[Data entries]

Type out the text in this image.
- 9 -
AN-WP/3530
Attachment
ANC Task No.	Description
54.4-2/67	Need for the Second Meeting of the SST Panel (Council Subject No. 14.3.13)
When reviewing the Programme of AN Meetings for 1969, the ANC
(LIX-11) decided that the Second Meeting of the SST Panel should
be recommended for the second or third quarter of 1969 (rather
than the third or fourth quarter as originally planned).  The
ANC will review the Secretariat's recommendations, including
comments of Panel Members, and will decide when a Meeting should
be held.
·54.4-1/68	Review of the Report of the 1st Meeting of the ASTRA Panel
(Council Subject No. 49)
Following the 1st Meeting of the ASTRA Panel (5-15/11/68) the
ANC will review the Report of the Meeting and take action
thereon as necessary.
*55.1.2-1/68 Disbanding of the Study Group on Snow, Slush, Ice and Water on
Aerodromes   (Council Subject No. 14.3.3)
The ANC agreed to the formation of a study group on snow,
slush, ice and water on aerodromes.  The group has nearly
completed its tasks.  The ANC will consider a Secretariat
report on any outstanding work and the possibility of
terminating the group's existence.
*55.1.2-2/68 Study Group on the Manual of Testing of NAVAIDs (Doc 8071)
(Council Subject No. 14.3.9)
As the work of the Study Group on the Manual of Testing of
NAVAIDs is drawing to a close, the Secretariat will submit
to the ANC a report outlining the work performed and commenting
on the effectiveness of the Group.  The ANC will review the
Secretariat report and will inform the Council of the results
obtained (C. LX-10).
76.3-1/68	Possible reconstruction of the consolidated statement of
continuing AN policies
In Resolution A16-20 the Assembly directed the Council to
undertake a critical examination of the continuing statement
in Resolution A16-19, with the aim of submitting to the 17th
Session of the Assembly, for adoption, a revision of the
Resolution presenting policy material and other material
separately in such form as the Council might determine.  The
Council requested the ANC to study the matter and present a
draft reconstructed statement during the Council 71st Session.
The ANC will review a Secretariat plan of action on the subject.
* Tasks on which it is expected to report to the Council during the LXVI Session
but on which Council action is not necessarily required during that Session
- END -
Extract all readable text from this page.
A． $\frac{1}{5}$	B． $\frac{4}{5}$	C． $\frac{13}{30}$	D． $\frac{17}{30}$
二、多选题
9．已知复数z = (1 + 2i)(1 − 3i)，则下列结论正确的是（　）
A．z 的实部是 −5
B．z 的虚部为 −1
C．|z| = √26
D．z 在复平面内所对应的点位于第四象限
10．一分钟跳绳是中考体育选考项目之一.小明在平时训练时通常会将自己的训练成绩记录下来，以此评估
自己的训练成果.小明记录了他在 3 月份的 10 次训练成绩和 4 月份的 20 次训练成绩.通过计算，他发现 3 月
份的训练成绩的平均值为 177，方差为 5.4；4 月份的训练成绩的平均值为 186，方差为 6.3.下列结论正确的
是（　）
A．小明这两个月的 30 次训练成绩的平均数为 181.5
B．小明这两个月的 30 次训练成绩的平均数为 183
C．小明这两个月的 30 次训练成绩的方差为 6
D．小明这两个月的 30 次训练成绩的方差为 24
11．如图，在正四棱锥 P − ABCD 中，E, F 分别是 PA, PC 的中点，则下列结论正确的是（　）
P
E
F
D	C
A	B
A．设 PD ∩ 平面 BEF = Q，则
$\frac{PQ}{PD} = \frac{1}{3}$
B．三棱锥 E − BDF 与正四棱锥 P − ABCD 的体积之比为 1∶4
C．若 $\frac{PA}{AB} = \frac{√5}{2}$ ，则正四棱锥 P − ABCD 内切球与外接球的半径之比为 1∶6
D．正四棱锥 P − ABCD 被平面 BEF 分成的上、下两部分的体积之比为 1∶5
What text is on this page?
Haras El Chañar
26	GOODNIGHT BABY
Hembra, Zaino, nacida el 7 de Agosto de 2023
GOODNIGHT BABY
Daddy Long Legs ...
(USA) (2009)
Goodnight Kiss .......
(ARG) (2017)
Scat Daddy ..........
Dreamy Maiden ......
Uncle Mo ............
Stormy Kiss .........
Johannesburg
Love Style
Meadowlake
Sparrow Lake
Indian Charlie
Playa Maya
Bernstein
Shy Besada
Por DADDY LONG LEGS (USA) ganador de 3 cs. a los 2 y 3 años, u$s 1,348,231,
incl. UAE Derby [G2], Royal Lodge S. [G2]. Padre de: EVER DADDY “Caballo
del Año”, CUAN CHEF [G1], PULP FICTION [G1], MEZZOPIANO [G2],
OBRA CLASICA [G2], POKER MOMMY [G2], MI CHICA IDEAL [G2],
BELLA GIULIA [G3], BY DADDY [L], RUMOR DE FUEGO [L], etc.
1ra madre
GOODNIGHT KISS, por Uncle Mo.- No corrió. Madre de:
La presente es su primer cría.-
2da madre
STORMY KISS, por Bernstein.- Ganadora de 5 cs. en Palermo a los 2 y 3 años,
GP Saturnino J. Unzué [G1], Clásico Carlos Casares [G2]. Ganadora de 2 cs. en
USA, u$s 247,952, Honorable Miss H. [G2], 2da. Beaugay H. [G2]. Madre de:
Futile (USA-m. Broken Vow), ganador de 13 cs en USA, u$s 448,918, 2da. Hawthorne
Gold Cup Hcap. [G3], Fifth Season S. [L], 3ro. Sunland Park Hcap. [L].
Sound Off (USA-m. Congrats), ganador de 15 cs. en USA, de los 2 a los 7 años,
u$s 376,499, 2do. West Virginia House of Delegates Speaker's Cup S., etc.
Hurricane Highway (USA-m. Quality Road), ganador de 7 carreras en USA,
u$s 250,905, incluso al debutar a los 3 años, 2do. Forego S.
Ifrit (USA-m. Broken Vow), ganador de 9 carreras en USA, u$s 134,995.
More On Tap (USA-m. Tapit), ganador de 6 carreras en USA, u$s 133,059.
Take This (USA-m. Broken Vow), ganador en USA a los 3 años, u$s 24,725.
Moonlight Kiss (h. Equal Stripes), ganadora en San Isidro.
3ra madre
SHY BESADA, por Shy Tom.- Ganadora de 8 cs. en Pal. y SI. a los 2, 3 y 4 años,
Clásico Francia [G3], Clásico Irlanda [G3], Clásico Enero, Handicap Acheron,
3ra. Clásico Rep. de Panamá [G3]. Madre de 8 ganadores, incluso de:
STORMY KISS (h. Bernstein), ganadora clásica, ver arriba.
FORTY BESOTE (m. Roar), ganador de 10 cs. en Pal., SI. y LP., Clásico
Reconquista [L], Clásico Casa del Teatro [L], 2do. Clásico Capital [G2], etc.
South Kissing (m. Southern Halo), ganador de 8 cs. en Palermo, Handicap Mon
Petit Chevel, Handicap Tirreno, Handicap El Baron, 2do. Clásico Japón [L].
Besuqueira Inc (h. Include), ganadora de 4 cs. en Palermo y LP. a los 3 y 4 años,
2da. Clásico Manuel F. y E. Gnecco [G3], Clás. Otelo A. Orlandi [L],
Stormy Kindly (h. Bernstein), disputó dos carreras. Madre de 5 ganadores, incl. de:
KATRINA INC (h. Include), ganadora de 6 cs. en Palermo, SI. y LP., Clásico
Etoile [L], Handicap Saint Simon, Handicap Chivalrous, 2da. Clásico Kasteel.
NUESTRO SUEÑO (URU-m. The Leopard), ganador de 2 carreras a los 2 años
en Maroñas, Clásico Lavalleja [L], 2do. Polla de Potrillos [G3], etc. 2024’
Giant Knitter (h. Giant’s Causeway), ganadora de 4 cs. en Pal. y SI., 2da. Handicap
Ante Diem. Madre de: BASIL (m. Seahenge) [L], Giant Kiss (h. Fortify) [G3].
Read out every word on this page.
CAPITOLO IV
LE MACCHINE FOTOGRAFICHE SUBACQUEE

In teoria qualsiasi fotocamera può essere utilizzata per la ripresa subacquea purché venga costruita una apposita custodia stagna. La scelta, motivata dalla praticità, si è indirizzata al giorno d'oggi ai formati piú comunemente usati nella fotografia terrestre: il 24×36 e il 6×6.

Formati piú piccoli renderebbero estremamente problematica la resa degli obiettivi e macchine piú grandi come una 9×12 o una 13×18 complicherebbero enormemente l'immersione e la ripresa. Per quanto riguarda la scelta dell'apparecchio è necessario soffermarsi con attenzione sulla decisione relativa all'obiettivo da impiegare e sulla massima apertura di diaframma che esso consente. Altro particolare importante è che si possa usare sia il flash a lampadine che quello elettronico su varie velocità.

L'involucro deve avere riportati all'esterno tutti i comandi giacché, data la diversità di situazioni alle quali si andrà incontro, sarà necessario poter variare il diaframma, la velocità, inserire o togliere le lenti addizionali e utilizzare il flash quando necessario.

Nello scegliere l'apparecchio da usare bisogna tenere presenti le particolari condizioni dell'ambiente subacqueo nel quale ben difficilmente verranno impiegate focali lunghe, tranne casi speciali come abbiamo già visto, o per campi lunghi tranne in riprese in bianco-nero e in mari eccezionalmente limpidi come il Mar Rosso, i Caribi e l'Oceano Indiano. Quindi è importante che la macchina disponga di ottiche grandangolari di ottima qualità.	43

#### [WHAT YOU HAVE TO DO]
Say how many lines in this material hold "ganadores", and say nothing else.

#### [RESULT FOR THIS TASK]
2